# EXCERPT
::::::::
An alternative explanation of poor performance of low-Pt cathodes has been suggested by Muzaffar et al.⁹ They processed numerous experimental polarization curves and showed that the thin, low-Pt electrodes are prone to flooding. Essentially, the effect is due to much lower surface of liquid water in a thin electrode, which strongly reduces its water evaporation ability.¹⁰

In this work, we report a single-pore transient model for the CCL performance, which includes oxygen transport through the Nafion film. A static version of the model has been analyzed in ref. 11. In the limit of fast proton and through-plane oxygen transport in the CCL, analytical solution for the CCL performance has been derived. The solution reveals the limiting current density due to oxygen transport through the Nafion film; moreover, this limiting current appears to be proportional to the CCL thickness.¹¹ This result may explain a strong effect of the Nafion film on performance of low-Pt electrodes, as these electrodes are three to four times thinner, than the standard systems.

Below, the transient model is used for construction of numerical impedance model of a cell. Fitting of model impedance to experimental spectra of the low-Pt cell shows that the Nafion film thickness varies in the range of 10 to 13 nm, while the Nafion film transport resistance decreases with the cell current. To the best of our knowledge, this result is a first measurement of Nafion film thickness and transport parameter in an operating low-Pt PEM fuel cell. At low currents, the though-plane oxygen diffusion coefficient in the electrode appears to be close to the oxygen diffusivity in liquid water, indicating that the low-Pt cathode is partially flooded. It is worth noting that with minor modifications, the model below can be used for processing the spectra of electrochemical power sources utilizing thin electrolyte films over active materials (e.g., in supercapacitors,¹² or Li-ion batteries¹³).
::::::::
# JOB A
According to the excerpt, why might the Nafion film strongly affect the performance of low-Pt electrodes? Answer in one to three sentences.

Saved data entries
::::::::
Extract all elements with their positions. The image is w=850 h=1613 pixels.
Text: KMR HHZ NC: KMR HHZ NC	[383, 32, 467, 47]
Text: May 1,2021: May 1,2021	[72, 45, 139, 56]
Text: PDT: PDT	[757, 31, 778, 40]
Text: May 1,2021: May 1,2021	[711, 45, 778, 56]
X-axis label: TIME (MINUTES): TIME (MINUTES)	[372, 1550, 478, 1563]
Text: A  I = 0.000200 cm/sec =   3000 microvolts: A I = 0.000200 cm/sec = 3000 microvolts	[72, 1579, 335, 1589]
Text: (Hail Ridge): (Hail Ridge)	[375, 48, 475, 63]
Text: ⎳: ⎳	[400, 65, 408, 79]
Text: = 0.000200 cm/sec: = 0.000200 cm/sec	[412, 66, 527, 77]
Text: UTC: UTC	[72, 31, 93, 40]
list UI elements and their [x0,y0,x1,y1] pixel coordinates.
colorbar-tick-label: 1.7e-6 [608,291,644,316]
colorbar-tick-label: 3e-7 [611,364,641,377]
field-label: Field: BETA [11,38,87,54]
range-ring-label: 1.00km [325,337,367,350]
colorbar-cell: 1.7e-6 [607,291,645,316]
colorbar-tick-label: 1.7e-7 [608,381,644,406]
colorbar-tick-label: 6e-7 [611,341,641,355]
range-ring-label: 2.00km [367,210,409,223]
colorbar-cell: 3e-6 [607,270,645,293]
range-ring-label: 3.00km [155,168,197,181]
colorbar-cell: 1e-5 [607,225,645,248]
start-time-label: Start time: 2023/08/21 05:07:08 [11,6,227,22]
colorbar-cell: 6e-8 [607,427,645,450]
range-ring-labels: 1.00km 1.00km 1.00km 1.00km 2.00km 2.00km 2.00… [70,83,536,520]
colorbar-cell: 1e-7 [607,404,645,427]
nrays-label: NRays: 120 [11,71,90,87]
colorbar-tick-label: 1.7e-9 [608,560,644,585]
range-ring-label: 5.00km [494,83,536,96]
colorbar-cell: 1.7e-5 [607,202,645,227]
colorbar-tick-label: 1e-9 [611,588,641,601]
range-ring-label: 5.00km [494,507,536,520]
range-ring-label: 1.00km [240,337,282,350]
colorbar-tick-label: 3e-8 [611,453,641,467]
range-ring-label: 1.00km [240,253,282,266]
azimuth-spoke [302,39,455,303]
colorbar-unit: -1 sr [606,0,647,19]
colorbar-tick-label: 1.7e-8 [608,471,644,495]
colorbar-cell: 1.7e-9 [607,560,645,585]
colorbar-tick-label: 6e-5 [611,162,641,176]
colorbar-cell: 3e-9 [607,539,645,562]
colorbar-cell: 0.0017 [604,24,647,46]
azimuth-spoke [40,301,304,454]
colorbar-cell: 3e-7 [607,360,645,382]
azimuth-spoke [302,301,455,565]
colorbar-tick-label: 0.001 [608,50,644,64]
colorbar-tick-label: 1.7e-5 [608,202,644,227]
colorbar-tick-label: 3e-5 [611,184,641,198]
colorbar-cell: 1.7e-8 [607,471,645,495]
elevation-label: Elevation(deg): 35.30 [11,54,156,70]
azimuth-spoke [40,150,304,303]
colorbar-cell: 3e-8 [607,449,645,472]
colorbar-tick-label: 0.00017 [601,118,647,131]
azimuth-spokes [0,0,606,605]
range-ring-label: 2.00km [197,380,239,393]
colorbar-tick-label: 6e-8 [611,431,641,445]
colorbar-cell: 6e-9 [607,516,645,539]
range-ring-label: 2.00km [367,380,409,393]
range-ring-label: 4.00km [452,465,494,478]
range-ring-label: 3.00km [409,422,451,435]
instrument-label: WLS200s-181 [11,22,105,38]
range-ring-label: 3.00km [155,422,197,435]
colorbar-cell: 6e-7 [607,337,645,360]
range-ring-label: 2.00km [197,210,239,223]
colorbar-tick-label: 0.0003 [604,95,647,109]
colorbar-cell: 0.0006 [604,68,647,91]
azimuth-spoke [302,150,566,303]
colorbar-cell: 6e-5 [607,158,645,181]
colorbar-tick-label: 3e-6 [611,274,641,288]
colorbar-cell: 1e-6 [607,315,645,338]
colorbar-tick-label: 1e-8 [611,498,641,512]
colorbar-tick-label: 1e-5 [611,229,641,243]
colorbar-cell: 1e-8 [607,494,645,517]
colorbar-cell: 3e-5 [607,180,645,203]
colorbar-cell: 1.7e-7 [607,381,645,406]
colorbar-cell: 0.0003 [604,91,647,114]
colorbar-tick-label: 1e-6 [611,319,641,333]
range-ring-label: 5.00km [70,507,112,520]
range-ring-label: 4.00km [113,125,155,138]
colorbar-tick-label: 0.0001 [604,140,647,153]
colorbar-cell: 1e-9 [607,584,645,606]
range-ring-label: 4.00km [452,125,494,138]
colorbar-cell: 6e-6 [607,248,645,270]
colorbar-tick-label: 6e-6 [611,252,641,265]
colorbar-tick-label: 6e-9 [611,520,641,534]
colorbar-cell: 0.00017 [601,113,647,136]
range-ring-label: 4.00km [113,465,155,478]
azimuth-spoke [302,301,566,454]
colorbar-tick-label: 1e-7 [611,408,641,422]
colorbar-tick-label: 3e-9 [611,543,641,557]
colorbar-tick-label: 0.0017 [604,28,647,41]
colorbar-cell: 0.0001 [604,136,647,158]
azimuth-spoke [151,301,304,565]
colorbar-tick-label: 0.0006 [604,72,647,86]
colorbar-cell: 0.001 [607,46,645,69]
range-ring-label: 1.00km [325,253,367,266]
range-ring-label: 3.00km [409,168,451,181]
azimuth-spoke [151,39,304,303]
::::::::
# JOB B
Write out the lines of the listing from its first line to the line with "colorbar-tick-label: 1.7e-5 [608,202,644,227]", including both of those lines.

# EXERCISE OUTPUT A
The model's analytical solution shows a limiting current density caused by oxygen transport through the Nafion film, and this limiting current is proportional to the catalyst layer thickness. Low-Pt electrodes are three to four times thinner than standard systems, which may explain the strong effect.

# EXERCISE OUTPUT B
Extract all elements with their positions. The image is w=850 h=1613 pixels.
Text: KMR HHZ NC: KMR HHZ NC	[383, 32, 467, 47]
Text: May 1,2021: May 1,2021	[72, 45, 139, 56]
Text: PDT: PDT	[757, 31, 778, 40]
Text: May 1,2021: May 1,2021	[711, 45, 778, 56]
X-axis label: TIME (MINUTES): TIME (MINUTES)	[372, 1550, 478, 1563]
Text: A  I = 0.000200 cm/sec =   3000 microvolts: A I = 0.000200 cm/sec = 3000 microvolts	[72, 1579, 335, 1589]
Text: (Hail Ridge): (Hail Ridge)	[375, 48, 475, 63]
Text: ⎳: ⎳	[400, 65, 408, 79]
Text: = 0.000200 cm/sec: = 0.000200 cm/sec	[412, 66, 527, 77]
Text: UTC: UTC	[72, 31, 93, 40]
list UI elements and their [x0,y0,x1,y1] pixel coordinates.
colorbar-tick-label: 1.7e-6 [608,291,644,316]
colorbar-tick-label: 3e-7 [611,364,641,377]
field-label: Field: BETA [11,38,87,54]
range-ring-label: 1.00km [325,337,367,350]
colorbar-cell: 1.7e-6 [607,291,645,316]
colorbar-tick-label: 1.7e-7 [608,381,644,406]
colorbar-tick-label: 6e-7 [611,341,641,355]
range-ring-label: 2.00km [367,210,409,223]
colorbar-cell: 3e-6 [607,270,645,293]
range-ring-label: 3.00km [155,168,197,181]
colorbar-cell: 1e-5 [607,225,645,248]
start-time-label: Start time: 2023/08/21 05:07:08 [11,6,227,22]
colorbar-cell: 6e-8 [607,427,645,450]
range-ring-labels: 1.00km 1.00km 1.00km 1.00km 2.00km 2.00km 2.00… [70,83,536,520]
colorbar-cell: 1e-7 [607,404,645,427]
nrays-label: NRays: 120 [11,71,90,87]
colorbar-tick-label: 1.7e-9 [608,560,644,585]
range-ring-label: 5.00km [494,83,536,96]
colorbar-cell: 1.7e-5 [607,202,645,227]
colorbar-tick-label: 1e-9 [611,588,641,601]
range-ring-label: 5.00km [494,507,536,520]
range-ring-label: 1.00km [240,337,282,350]
colorbar-tick-label: 3e-8 [611,453,641,467]
range-ring-label: 1.00km [240,253,282,266]
azimuth-spoke [302,39,455,303]
colorbar-unit: -1 sr [606,0,647,19]
colorbar-tick-label: 1.7e-8 [608,471,644,495]
colorbar-cell: 1.7e-9 [607,560,645,585]
colorbar-tick-label: 6e-5 [611,162,641,176]
colorbar-cell: 3e-9 [607,539,645,562]
colorbar-cell: 0.0017 [604,24,647,46]
azimuth-spoke [40,301,304,454]
colorbar-cell: 3e-7 [607,360,645,382]
azimuth-spoke [302,301,455,565]
colorbar-tick-label: 0.001 [608,50,644,64]
colorbar-tick-label: 1.7e-5 [608,202,644,227]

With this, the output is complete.